## Exercise data
+ + + +

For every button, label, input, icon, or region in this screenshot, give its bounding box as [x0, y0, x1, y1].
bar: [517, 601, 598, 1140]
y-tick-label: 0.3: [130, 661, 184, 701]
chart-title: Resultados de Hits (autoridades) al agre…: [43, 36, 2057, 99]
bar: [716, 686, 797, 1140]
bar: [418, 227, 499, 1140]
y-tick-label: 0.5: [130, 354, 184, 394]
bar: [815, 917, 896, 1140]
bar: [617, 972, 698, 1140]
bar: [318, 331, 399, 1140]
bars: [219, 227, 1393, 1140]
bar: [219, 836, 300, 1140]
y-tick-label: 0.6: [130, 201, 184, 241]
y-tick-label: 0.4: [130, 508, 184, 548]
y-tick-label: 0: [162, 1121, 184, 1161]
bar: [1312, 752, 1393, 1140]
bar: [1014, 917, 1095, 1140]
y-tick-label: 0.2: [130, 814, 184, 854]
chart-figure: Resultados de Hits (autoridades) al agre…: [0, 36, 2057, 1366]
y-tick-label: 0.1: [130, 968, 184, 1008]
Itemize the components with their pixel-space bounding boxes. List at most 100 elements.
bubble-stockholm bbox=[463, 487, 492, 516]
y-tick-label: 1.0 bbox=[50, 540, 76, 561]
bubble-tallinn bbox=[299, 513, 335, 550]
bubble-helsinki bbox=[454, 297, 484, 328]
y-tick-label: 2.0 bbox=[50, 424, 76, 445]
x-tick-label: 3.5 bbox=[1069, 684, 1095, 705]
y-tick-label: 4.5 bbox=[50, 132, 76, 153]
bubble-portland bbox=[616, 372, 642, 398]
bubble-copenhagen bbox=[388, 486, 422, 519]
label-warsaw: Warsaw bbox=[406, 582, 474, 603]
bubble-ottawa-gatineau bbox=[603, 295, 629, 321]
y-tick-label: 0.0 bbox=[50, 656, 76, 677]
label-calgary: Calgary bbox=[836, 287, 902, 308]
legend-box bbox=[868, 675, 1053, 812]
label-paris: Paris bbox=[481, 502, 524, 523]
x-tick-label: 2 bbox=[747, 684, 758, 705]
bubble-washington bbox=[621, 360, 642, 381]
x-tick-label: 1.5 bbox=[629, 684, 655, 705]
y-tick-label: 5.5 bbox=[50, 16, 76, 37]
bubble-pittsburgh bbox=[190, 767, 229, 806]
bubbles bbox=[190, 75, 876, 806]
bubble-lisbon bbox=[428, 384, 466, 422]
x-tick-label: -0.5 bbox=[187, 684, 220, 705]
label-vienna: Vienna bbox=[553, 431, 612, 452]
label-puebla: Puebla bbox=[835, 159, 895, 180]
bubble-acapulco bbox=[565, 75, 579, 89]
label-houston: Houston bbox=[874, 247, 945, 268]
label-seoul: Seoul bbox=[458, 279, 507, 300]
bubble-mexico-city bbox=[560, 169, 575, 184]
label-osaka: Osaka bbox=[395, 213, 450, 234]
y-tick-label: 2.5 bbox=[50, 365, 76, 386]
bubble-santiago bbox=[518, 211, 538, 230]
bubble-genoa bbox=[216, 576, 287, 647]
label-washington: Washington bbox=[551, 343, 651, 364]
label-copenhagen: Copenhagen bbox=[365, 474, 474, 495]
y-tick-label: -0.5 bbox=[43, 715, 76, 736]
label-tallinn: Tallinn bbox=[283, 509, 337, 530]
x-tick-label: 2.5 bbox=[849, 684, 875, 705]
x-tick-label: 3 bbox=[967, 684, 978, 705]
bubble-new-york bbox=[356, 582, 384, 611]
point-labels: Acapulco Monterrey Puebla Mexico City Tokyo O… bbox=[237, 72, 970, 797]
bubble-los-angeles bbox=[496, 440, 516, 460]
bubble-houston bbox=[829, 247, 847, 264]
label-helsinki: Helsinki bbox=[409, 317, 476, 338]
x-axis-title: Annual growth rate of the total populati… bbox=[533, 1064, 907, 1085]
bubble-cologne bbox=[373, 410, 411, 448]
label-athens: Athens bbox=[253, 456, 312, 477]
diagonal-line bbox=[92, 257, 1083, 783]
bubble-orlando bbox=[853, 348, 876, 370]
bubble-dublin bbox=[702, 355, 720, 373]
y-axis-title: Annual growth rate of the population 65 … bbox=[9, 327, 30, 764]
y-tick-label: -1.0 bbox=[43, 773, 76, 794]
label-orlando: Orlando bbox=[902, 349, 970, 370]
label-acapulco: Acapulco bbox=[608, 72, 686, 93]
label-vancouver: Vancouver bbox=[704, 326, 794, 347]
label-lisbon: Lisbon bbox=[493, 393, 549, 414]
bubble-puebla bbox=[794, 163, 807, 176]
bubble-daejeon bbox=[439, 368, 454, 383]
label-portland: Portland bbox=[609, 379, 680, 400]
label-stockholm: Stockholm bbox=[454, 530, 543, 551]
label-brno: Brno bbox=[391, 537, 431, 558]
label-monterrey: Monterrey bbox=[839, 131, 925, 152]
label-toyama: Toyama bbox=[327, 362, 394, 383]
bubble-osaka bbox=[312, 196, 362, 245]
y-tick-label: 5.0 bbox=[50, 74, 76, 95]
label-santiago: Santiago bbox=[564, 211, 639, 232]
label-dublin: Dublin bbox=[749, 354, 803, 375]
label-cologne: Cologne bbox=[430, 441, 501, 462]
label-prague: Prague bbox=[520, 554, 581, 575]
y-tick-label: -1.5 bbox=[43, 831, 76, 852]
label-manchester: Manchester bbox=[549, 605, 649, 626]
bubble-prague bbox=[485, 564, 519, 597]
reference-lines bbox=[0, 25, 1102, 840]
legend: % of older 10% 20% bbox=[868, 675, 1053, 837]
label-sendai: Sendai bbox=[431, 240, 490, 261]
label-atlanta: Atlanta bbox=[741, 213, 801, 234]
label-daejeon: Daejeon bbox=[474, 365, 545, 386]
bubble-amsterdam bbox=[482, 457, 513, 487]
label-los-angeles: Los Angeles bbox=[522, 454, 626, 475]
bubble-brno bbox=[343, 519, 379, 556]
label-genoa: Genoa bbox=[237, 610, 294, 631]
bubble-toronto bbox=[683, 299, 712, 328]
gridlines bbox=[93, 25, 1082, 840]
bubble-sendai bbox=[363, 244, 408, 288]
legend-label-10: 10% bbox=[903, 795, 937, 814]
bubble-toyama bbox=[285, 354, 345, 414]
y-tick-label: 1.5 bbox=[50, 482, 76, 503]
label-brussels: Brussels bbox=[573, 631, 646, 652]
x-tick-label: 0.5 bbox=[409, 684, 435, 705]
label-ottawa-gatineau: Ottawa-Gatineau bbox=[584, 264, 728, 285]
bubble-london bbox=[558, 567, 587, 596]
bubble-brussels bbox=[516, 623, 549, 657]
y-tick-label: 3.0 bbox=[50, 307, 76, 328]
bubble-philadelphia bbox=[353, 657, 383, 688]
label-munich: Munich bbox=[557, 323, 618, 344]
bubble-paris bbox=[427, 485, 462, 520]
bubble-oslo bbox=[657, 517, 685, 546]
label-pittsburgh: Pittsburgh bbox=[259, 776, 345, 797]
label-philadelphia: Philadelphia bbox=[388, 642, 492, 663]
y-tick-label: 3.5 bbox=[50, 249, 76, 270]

+ + + +

## Exercise goal
Reproduce every line of the records above without any change.

## Written solution
For every button, label, input, icon, or region in this screenshot, give its bounding box as [x0, y0, x1, y1].
bar: [517, 601, 598, 1140]
y-tick-label: 0.3: [130, 661, 184, 701]
chart-title: Resultados de Hits (autoridades) al agre…: [43, 36, 2057, 99]
bar: [716, 686, 797, 1140]
bar: [418, 227, 499, 1140]
y-tick-label: 0.5: [130, 354, 184, 394]
bar: [815, 917, 896, 1140]
bar: [617, 972, 698, 1140]
bar: [318, 331, 399, 1140]
bars: [219, 227, 1393, 1140]
bar: [219, 836, 300, 1140]
y-tick-label: 0.6: [130, 201, 184, 241]
y-tick-label: 0.4: [130, 508, 184, 548]
y-tick-label: 0: [162, 1121, 184, 1161]
bar: [1312, 752, 1393, 1140]
bar: [1014, 917, 1095, 1140]
y-tick-label: 0.2: [130, 814, 184, 854]
chart-figure: Resultados de Hits (autoridades) al agre…: [0, 36, 2057, 1366]
y-tick-label: 0.1: [130, 968, 184, 1008]
Itemize the components with their pixel-space bounding boxes. List at most 100 elements.
bubble-stockholm bbox=[463, 487, 492, 516]
y-tick-label: 1.0 bbox=[50, 540, 76, 561]
bubble-tallinn bbox=[299, 513, 335, 550]
bubble-helsinki bbox=[454, 297, 484, 328]
y-tick-label: 2.0 bbox=[50, 424, 76, 445]
x-tick-label: 3.5 bbox=[1069, 684, 1095, 705]
y-tick-label: 4.5 bbox=[50, 132, 76, 153]
bubble-portland bbox=[616, 372, 642, 398]
bubble-copenhagen bbox=[388, 486, 422, 519]
label-warsaw: Warsaw bbox=[406, 582, 474, 603]
bubble-ottawa-gatineau bbox=[603, 295, 629, 321]
y-tick-label: 0.0 bbox=[50, 656, 76, 677]
label-calgary: Calgary bbox=[836, 287, 902, 308]
legend-box bbox=[868, 675, 1053, 812]
label-paris: Paris bbox=[481, 502, 524, 523]
x-tick-label: 2 bbox=[747, 684, 758, 705]
bubble-washington bbox=[621, 360, 642, 381]
x-tick-label: 1.5 bbox=[629, 684, 655, 705]
y-tick-label: 5.5 bbox=[50, 16, 76, 37]
bubble-pittsburgh bbox=[190, 767, 229, 806]
bubbles bbox=[190, 75, 876, 806]
bubble-lisbon bbox=[428, 384, 466, 422]
x-tick-label: -0.5 bbox=[187, 684, 220, 705]
label-vienna: Vienna bbox=[553, 431, 612, 452]
label-puebla: Puebla bbox=[835, 159, 895, 180]
bubble-acapulco bbox=[565, 75, 579, 89]
label-houston: Houston bbox=[874, 247, 945, 268]
label-seoul: Seoul bbox=[458, 279, 507, 300]
bubble-mexico-city bbox=[560, 169, 575, 184]
label-osaka: Osaka bbox=[395, 213, 450, 234]
y-tick-label: 2.5 bbox=[50, 365, 76, 386]
bubble-santiago bbox=[518, 211, 538, 230]
bubble-genoa bbox=[216, 576, 287, 647]
label-washington: Washington bbox=[551, 343, 651, 364]
label-copenhagen: Copenhagen bbox=[365, 474, 474, 495]
y-tick-label: -0.5 bbox=[43, 715, 76, 736]
label-tallinn: Tallinn bbox=[283, 509, 337, 530]
x-tick-label: 2.5 bbox=[849, 684, 875, 705]
x-tick-label: 3 bbox=[967, 684, 978, 705]
bubble-new-york bbox=[356, 582, 384, 611]
point-labels: Acapulco Monterrey Puebla Mexico City Tokyo O… bbox=[237, 72, 970, 797]
bubble-los-angeles bbox=[496, 440, 516, 460]
bubble-houston bbox=[829, 247, 847, 264]
label-helsinki: Helsinki bbox=[409, 317, 476, 338]
x-axis-title: Annual growth rate of the total populati… bbox=[533, 1064, 907, 1085]
bubble-cologne bbox=[373, 410, 411, 448]
label-athens: Athens bbox=[253, 456, 312, 477]
diagonal-line bbox=[92, 257, 1083, 783]
bubble-orlando bbox=[853, 348, 876, 370]
bubble-dublin bbox=[702, 355, 720, 373]
y-axis-title: Annual growth rate of the population 65 … bbox=[9, 327, 30, 764]
y-tick-label: -1.0 bbox=[43, 773, 76, 794]
label-orlando: Orlando bbox=[902, 349, 970, 370]
label-acapulco: Acapulco bbox=[608, 72, 686, 93]
label-vancouver: Vancouver bbox=[704, 326, 794, 347]
label-lisbon: Lisbon bbox=[493, 393, 549, 414]
bubble-puebla bbox=[794, 163, 807, 176]
bubble-daejeon bbox=[439, 368, 454, 383]
label-portland: Portland bbox=[609, 379, 680, 400]
label-stockholm: Stockholm bbox=[454, 530, 543, 551]
label-brno: Brno bbox=[391, 537, 431, 558]
label-monterrey: Monterrey bbox=[839, 131, 925, 152]
label-toyama: Toyama bbox=[327, 362, 394, 383]
bubble-osaka bbox=[312, 196, 362, 245]
y-tick-label: 5.0 bbox=[50, 74, 76, 95]
label-santiago: Santiago bbox=[564, 211, 639, 232]
label-dublin: Dublin bbox=[749, 354, 803, 375]
label-cologne: Cologne bbox=[430, 441, 501, 462]
label-prague: Prague bbox=[520, 554, 581, 575]
y-tick-label: -1.5 bbox=[43, 831, 76, 852]
label-manchester: Manchester bbox=[549, 605, 649, 626]
bubble-prague bbox=[485, 564, 519, 597]
reference-lines bbox=[0, 25, 1102, 840]
legend: % of older 10% 20% bbox=[868, 675, 1053, 837]
label-sendai: Sendai bbox=[431, 240, 490, 261]
label-atlanta: Atlanta bbox=[741, 213, 801, 234]
label-daejeon: Daejeon bbox=[474, 365, 545, 386]
bubble-amsterdam bbox=[482, 457, 513, 487]
label-los-angeles: Los Angeles bbox=[522, 454, 626, 475]
bubble-brno bbox=[343, 519, 379, 556]
label-genoa: Genoa bbox=[237, 610, 294, 631]
bubble-toronto bbox=[683, 299, 712, 328]
gridlines bbox=[93, 25, 1082, 840]
bubble-sendai bbox=[363, 244, 408, 288]
legend-label-10: 10% bbox=[903, 795, 937, 814]
bubble-toyama bbox=[285, 354, 345, 414]
y-tick-label: 1.5 bbox=[50, 482, 76, 503]
label-brussels: Brussels bbox=[573, 631, 646, 652]
x-tick-label: 0.5 bbox=[409, 684, 435, 705]
label-ottawa-gatineau: Ottawa-Gatineau bbox=[584, 264, 728, 285]
bubble-london bbox=[558, 567, 587, 596]
bubble-brussels bbox=[516, 623, 549, 657]
y-tick-label: 3.0 bbox=[50, 307, 76, 328]
bubble-philadelphia bbox=[353, 657, 383, 688]
label-munich: Munich bbox=[557, 323, 618, 344]
bubble-paris bbox=[427, 485, 462, 520]
bubble-oslo bbox=[657, 517, 685, 546]
label-pittsburgh: Pittsburgh bbox=[259, 776, 345, 797]
label-philadelphia: Philadelphia bbox=[388, 642, 492, 663]
y-tick-label: 3.5 bbox=[50, 249, 76, 270]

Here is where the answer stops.